## Set problem
Among the lines below, list those containing the string "Sopot".

## Supplied material
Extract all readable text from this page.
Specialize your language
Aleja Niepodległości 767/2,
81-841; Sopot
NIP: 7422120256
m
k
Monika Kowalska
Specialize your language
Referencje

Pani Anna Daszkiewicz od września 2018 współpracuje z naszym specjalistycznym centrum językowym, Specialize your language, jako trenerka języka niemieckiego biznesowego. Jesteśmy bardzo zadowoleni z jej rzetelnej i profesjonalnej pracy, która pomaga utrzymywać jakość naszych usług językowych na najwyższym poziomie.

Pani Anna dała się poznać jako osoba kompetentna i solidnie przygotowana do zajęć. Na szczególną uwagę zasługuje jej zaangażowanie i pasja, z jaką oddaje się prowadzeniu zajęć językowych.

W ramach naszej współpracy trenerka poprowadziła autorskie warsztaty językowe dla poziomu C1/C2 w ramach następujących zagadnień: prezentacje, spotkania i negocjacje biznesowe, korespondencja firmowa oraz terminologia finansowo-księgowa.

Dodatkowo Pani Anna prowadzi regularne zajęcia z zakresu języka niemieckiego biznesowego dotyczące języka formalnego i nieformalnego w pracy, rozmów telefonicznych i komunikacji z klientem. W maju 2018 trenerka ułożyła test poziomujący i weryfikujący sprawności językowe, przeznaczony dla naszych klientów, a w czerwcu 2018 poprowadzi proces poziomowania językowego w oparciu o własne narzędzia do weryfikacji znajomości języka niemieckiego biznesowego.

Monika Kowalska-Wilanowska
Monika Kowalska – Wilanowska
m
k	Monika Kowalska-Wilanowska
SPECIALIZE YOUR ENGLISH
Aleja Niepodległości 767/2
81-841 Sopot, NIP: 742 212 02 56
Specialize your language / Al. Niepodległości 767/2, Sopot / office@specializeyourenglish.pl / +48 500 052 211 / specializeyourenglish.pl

## Task result
81-841; Sopot
81-841 Sopot, NIP: 742 212 02 56
Specialize your language / Al. Niepodległości 767/2, Sopot / office@specializeyourenglish.pl / +48 500 052 211 / specializeyourenglish.pl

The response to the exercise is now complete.